▶ [The problem]:
All of the records below must be output exactly, with no pictures carried over.

##############################

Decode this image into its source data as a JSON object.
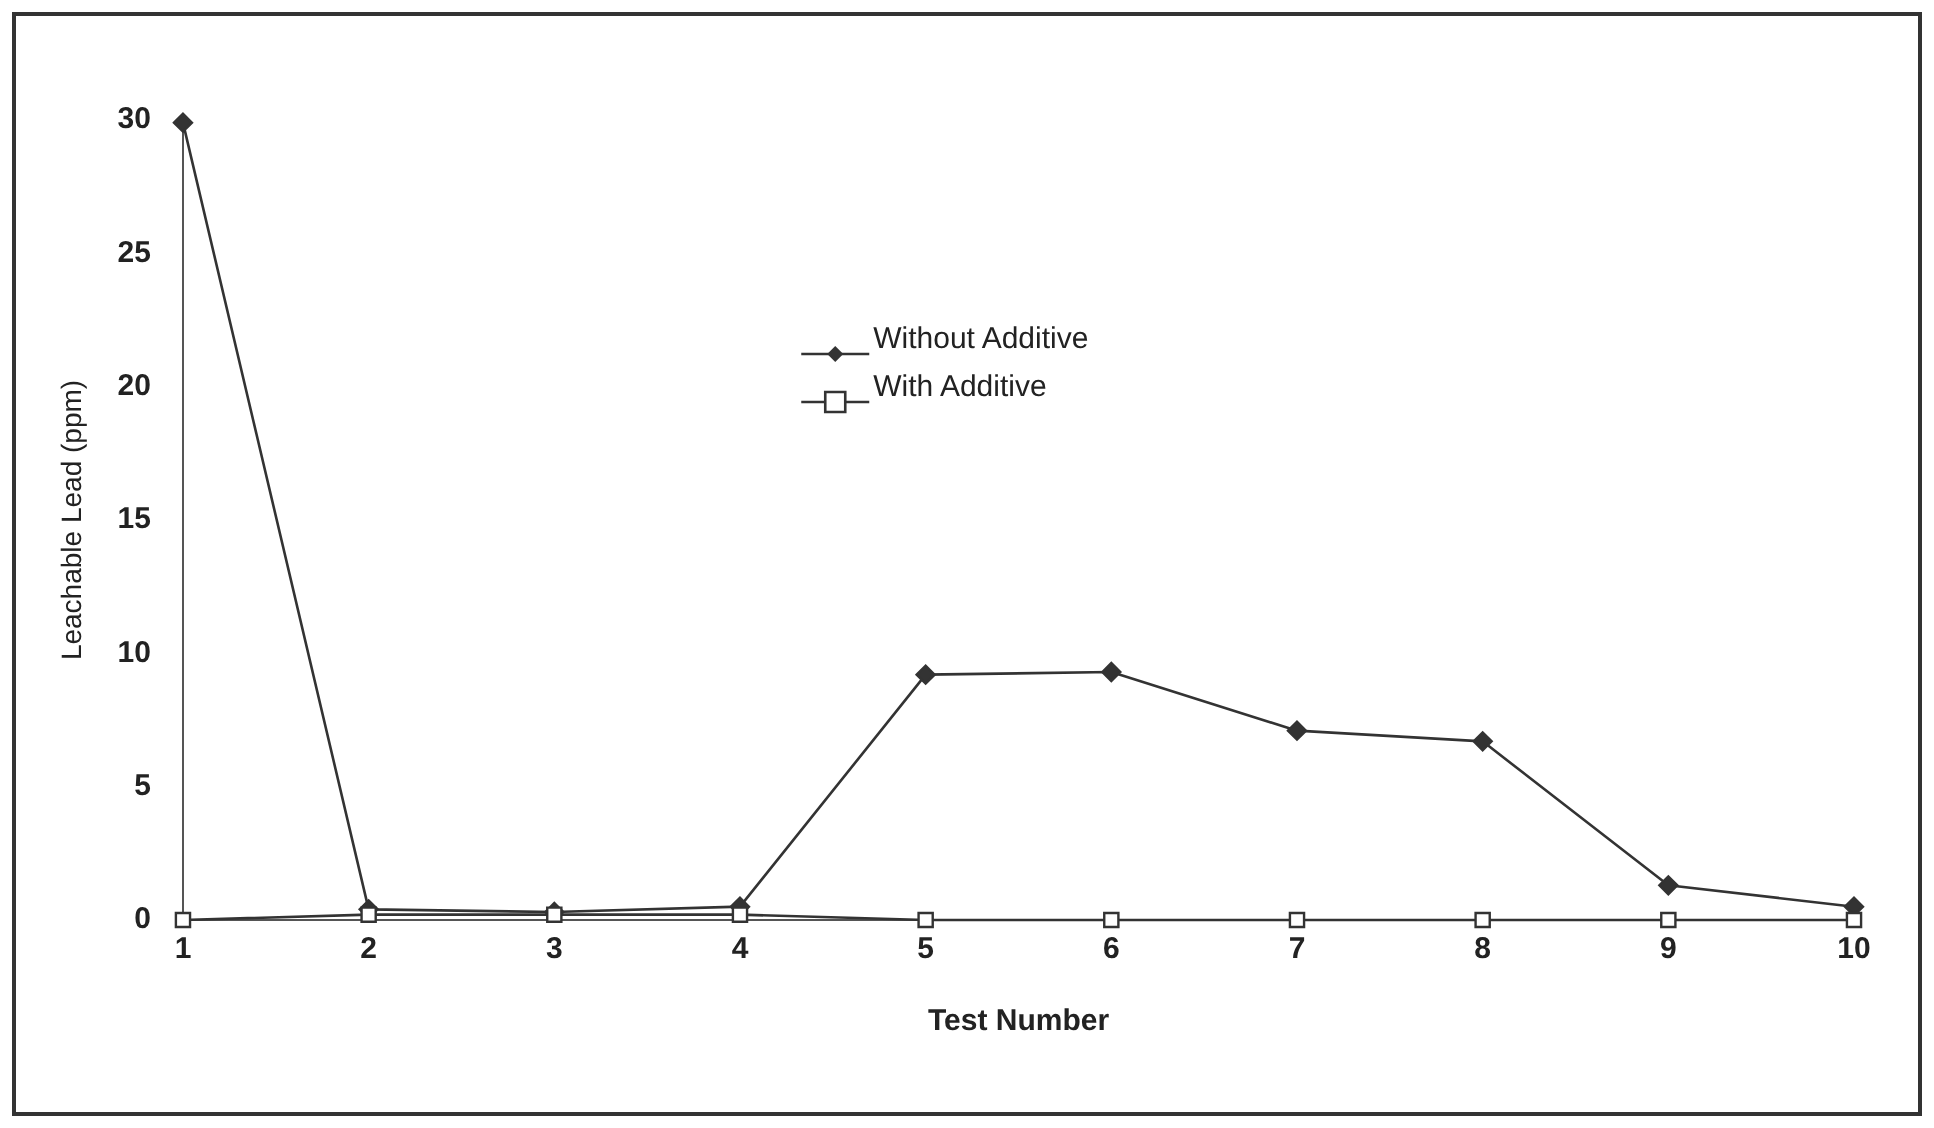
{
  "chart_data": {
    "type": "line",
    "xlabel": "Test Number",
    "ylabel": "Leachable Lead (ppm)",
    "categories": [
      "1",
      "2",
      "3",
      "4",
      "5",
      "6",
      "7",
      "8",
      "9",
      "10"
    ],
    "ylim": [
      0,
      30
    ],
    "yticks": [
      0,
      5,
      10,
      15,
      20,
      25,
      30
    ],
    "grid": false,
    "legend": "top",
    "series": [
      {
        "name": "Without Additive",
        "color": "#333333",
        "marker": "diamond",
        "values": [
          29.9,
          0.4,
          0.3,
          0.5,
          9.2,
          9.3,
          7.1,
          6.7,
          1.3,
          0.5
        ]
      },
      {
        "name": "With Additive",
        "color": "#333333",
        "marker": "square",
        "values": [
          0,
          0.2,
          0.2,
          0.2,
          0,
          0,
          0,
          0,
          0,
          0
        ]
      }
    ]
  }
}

##############################

▶ [Correct answer]:
Decode this image into its source data as a JSON object.
{
  "chart_data": {
    "type": "line",
    "xlabel": "Test Number",
    "ylabel": "Leachable Lead (ppm)",
    "categories": [
      "1",
      "2",
      "3",
      "4",
      "5",
      "6",
      "7",
      "8",
      "9",
      "10"
    ],
    "ylim": [
      0,
      30
    ],
    "yticks": [
      0,
      5,
      10,
      15,
      20,
      25,
      30
    ],
    "grid": false,
    "legend": "top",
    "series": [
      {
        "name": "Without Additive",
        "color": "#333333",
        "marker": "diamond",
        "values": [
          29.9,
          0.4,
          0.3,
          0.5,
          9.2,
          9.3,
          7.1,
          6.7,
          1.3,
          0.5
        ]
      },
      {
        "name": "With Additive",
        "color": "#333333",
        "marker": "square",
        "values": [
          0,
          0.2,
          0.2,
          0.2,
          0,
          0,
          0,
          0,
          0,
          0
        ]
      }
    ]
  }
}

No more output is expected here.